(Excerpt from a dataset)
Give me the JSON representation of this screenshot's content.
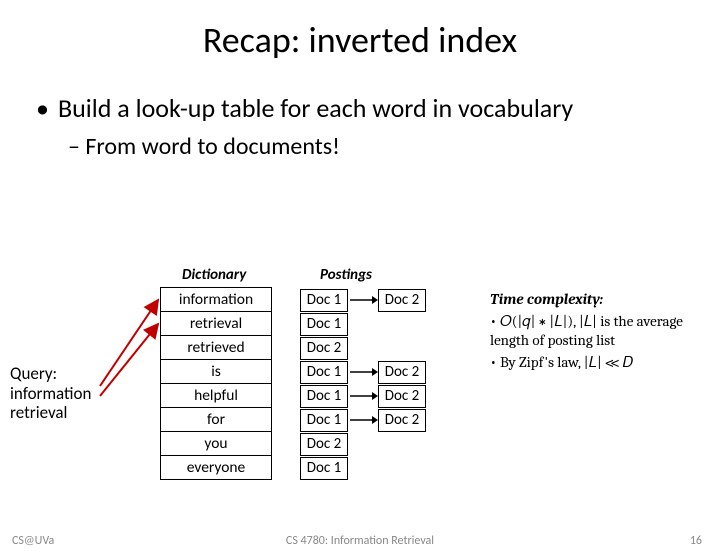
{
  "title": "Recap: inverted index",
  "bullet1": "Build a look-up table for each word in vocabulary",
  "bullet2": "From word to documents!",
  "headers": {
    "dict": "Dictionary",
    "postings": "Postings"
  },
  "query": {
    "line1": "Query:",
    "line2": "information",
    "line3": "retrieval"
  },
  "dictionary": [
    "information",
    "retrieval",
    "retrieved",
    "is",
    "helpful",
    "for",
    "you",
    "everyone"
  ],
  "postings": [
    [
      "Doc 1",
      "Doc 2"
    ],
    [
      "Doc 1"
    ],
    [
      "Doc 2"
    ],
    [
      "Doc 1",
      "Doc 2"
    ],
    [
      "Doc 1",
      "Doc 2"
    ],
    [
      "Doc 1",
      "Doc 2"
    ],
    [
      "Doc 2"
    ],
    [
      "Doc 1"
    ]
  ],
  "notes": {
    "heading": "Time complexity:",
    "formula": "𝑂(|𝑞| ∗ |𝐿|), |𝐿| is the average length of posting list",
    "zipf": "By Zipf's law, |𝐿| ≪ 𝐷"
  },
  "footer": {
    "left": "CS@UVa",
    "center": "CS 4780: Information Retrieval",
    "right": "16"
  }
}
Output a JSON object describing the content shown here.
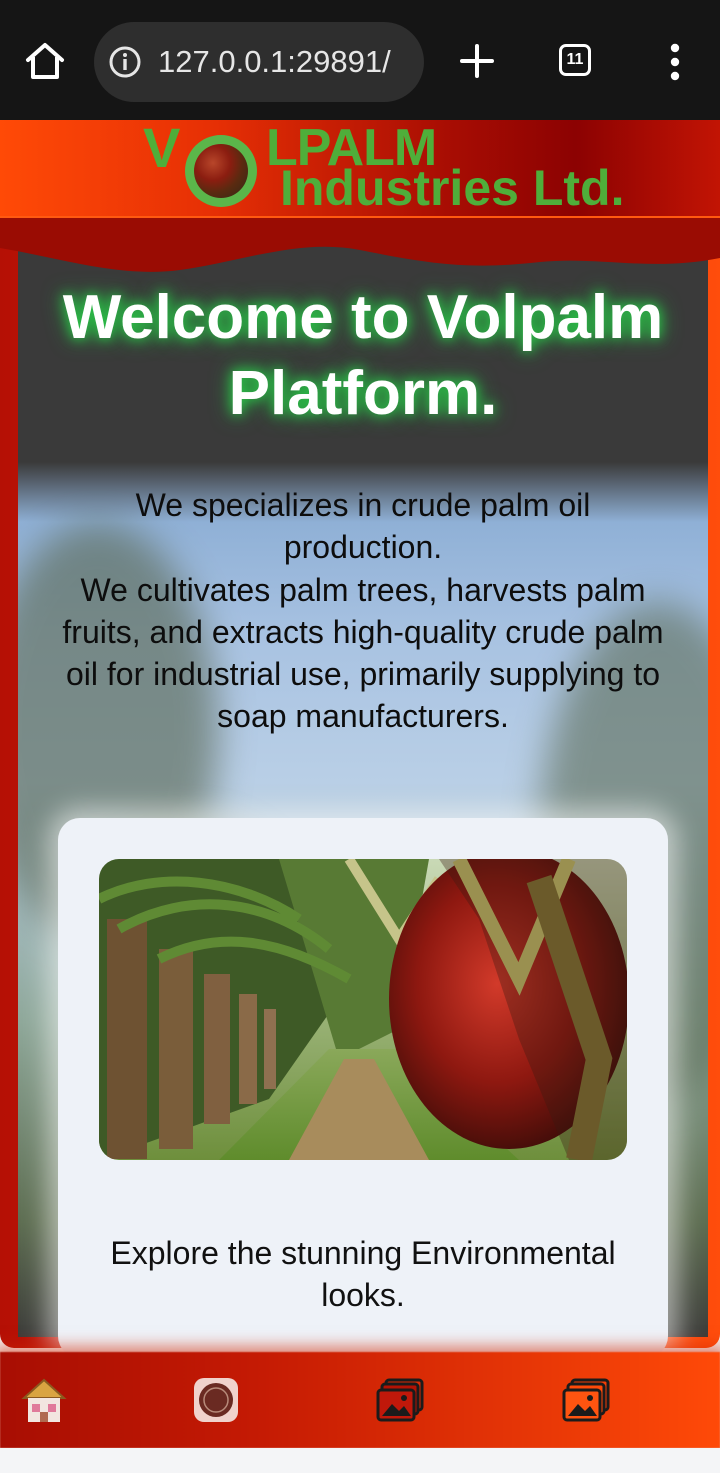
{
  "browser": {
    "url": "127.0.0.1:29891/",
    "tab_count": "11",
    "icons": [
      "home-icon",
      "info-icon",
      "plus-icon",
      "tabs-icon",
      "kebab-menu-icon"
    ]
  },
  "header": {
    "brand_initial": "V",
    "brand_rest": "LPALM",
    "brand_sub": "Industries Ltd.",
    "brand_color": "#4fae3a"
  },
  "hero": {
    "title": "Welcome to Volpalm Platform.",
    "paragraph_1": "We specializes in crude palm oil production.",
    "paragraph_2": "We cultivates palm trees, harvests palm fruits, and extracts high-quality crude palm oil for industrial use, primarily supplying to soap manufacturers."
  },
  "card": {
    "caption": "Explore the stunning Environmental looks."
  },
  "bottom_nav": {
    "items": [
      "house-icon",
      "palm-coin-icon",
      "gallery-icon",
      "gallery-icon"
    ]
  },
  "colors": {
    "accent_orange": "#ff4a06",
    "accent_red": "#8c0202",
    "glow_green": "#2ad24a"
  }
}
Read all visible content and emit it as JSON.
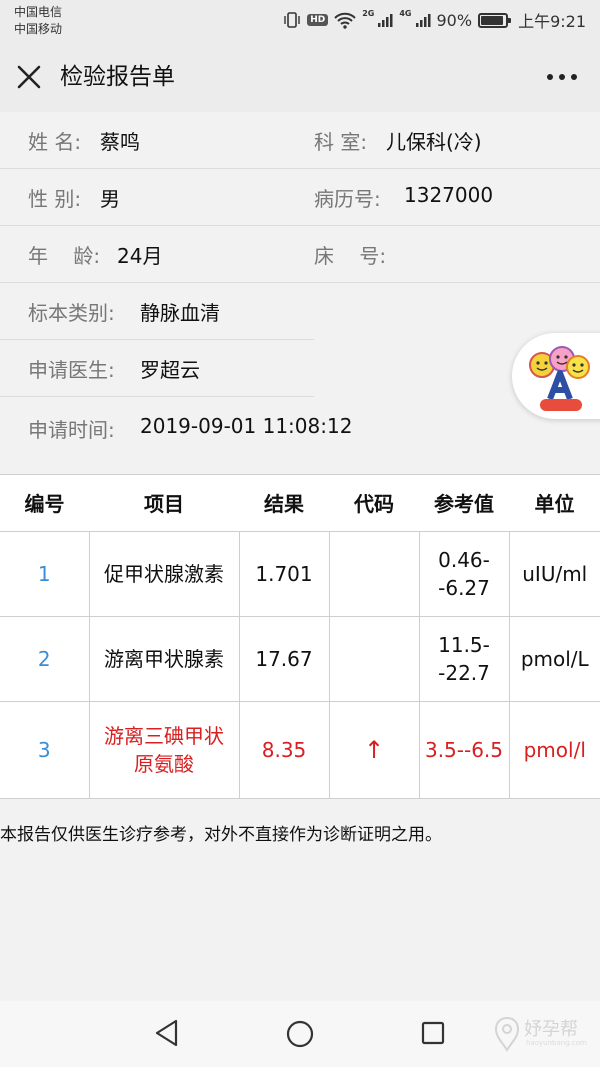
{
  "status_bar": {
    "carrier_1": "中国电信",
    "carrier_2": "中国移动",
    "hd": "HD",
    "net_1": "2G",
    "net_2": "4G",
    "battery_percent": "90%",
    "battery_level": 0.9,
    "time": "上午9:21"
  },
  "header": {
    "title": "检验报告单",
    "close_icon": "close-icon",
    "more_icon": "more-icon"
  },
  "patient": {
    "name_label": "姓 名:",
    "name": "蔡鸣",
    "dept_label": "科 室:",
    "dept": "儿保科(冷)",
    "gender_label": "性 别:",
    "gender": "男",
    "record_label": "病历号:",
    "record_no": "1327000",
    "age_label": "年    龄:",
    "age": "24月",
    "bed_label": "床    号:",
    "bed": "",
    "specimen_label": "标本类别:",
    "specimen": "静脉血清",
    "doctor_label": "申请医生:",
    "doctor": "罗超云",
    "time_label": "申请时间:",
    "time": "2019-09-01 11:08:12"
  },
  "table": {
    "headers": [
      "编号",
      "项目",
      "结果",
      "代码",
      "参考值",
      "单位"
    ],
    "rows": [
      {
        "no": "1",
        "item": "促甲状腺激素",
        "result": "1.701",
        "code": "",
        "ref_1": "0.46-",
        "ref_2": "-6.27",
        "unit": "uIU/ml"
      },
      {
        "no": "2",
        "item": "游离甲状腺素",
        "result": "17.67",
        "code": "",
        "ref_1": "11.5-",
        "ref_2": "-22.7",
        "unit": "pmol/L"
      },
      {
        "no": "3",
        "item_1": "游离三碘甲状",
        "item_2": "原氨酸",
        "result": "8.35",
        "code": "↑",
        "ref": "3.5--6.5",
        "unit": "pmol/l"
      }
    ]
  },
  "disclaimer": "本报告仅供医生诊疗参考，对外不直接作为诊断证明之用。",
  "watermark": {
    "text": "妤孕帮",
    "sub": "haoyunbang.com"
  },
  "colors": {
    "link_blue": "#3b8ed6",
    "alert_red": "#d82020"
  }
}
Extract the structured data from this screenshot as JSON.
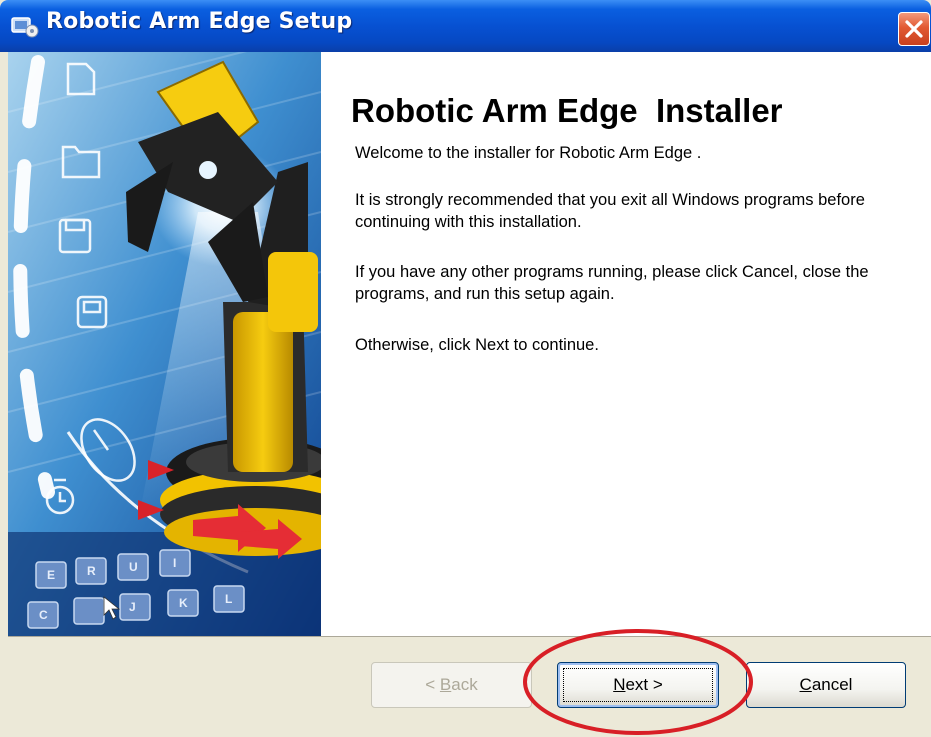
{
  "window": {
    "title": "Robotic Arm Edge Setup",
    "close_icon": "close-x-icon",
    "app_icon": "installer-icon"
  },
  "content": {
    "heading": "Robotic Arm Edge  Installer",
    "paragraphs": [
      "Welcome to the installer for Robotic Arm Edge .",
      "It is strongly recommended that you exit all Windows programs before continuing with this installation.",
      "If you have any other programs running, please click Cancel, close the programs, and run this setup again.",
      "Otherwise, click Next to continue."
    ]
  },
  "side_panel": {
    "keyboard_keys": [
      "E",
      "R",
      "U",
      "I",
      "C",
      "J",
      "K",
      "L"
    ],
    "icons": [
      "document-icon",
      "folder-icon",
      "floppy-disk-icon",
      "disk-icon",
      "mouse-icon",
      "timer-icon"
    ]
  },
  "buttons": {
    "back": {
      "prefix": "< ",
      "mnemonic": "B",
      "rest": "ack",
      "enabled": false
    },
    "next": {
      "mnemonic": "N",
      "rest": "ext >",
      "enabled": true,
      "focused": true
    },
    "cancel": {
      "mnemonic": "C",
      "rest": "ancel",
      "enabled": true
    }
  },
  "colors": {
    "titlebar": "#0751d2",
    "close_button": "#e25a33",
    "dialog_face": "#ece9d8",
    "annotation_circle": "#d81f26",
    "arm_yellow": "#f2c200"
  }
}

> **Work to complete**: Each line of the data is to be duplicated exactly; pictures stay out of the copy.

> **Completed task**:
Give me the JSON representation of this screenshot's content.
{
  "title": "Recap: inverted index",
  "bullet1": "Build a look-up table for each word in vocabulary",
  "bullet2": "From word to documents!",
  "headers": {
    "dict": "Dictionary",
    "postings": "Postings"
  },
  "query": {
    "line1": "Query:",
    "line2": "information",
    "line3": "retrieval"
  },
  "dictionary": [
    "information",
    "retrieval",
    "retrieved",
    "is",
    "helpful",
    "for",
    "you",
    "everyone"
  ],
  "postings": [
    [
      "Doc 1",
      "Doc 2"
    ],
    [
      "Doc 1"
    ],
    [
      "Doc 2"
    ],
    [
      "Doc 1",
      "Doc 2"
    ],
    [
      "Doc 1",
      "Doc 2"
    ],
    [
      "Doc 1",
      "Doc 2"
    ],
    [
      "Doc 2"
    ],
    [
      "Doc 1"
    ]
  ],
  "notes": {
    "heading": "Time complexity:",
    "formula": "𝑂(|𝑞| ∗ |𝐿|), |𝐿| is the average length of posting list",
    "zipf": "By Zipf's law, |𝐿| ≪ 𝐷"
  },
  "footer": {
    "left": "CS@UVa",
    "center": "CS 4780: Information Retrieval",
    "right": "16"
  }
}
Output a JSON object describing the content shown here.
{
  "browser": {
    "url": "127.0.0.1:29891/",
    "tab_count": "11",
    "icons": [
      "home-icon",
      "info-icon",
      "plus-icon",
      "tabs-icon",
      "kebab-menu-icon"
    ]
  },
  "header": {
    "brand_initial": "V",
    "brand_rest": "LPALM",
    "brand_sub": "Industries Ltd.",
    "brand_color": "#4fae3a"
  },
  "hero": {
    "title": "Welcome to Volpalm Platform.",
    "paragraph_1": "We specializes in crude palm oil production.",
    "paragraph_2": "We cultivates palm trees, harvests palm fruits, and extracts high-quality crude palm oil for industrial use, primarily supplying to soap manufacturers."
  },
  "card": {
    "caption": "Explore the stunning Environmental looks."
  },
  "bottom_nav": {
    "items": [
      "house-icon",
      "palm-coin-icon",
      "gallery-icon",
      "gallery-icon"
    ]
  },
  "colors": {
    "accent_orange": "#ff4a06",
    "accent_red": "#8c0202",
    "glow_green": "#2ad24a"
  }
}
Read all visible content and emit it as JSON.
{
  "status_bar": {
    "carrier_1": "中国电信",
    "carrier_2": "中国移动",
    "hd": "HD",
    "net_1": "2G",
    "net_2": "4G",
    "battery_percent": "90%",
    "battery_level": 0.9,
    "time": "上午9:21"
  },
  "header": {
    "title": "检验报告单",
    "close_icon": "close-icon",
    "more_icon": "more-icon"
  },
  "patient": {
    "name_label": "姓 名:",
    "name": "蔡鸣",
    "dept_label": "科 室:",
    "dept": "儿保科(冷)",
    "gender_label": "性 别:",
    "gender": "男",
    "record_label": "病历号:",
    "record_no": "1327000",
    "age_label": "年    龄:",
    "age": "24月",
    "bed_label": "床    号:",
    "bed": "",
    "specimen_label": "标本类别:",
    "specimen": "静脉血清",
    "doctor_label": "申请医生:",
    "doctor": "罗超云",
    "time_label": "申请时间:",
    "time": "2019-09-01 11:08:12"
  },
  "table": {
    "headers": [
      "编号",
      "项目",
      "结果",
      "代码",
      "参考值",
      "单位"
    ],
    "rows": [
      {
        "no": "1",
        "item": "促甲状腺激素",
        "result": "1.701",
        "code": "",
        "ref_1": "0.46-",
        "ref_2": "-6.27",
        "unit": "uIU/ml"
      },
      {
        "no": "2",
        "item": "游离甲状腺素",
        "result": "17.67",
        "code": "",
        "ref_1": "11.5-",
        "ref_2": "-22.7",
        "unit": "pmol/L"
      },
      {
        "no": "3",
        "item_1": "游离三碘甲状",
        "item_2": "原氨酸",
        "result": "8.35",
        "code": "↑",
        "ref": "3.5--6.5",
        "unit": "pmol/l"
      }
    ]
  },
  "disclaimer": "本报告仅供医生诊疗参考，对外不直接作为诊断证明之用。",
  "watermark": {
    "text": "妤孕帮",
    "sub": "haoyunbang.com"
  },
  "colors": {
    "link_blue": "#3b8ed6",
    "alert_red": "#d82020"
  }
}
Extract the structured data from this screenshot as JSON.
{
  "window": {
    "title": "Robotic Arm Edge Setup",
    "close_icon": "close-x-icon",
    "app_icon": "installer-icon"
  },
  "content": {
    "heading": "Robotic Arm Edge  Installer",
    "paragraphs": [
      "Welcome to the installer for Robotic Arm Edge .",
      "It is strongly recommended that you exit all Windows programs before continuing with this installation.",
      "If you have any other programs running, please click Cancel, close the programs, and run this setup again.",
      "Otherwise, click Next to continue."
    ]
  },
  "side_panel": {
    "keyboard_keys": [
      "E",
      "R",
      "U",
      "I",
      "C",
      "J",
      "K",
      "L"
    ],
    "icons": [
      "document-icon",
      "folder-icon",
      "floppy-disk-icon",
      "disk-icon",
      "mouse-icon",
      "timer-icon"
    ]
  },
  "buttons": {
    "back": {
      "prefix": "< ",
      "mnemonic": "B",
      "rest": "ack",
      "enabled": false
    },
    "next": {
      "mnemonic": "N",
      "rest": "ext >",
      "enabled": true,
      "focused": true
    },
    "cancel": {
      "mnemonic": "C",
      "rest": "ancel",
      "enabled": true
    }
  },
  "colors": {
    "titlebar": "#0751d2",
    "close_button": "#e25a33",
    "dialog_face": "#ece9d8",
    "annotation_circle": "#d81f26",
    "arm_yellow": "#f2c200"
  }
}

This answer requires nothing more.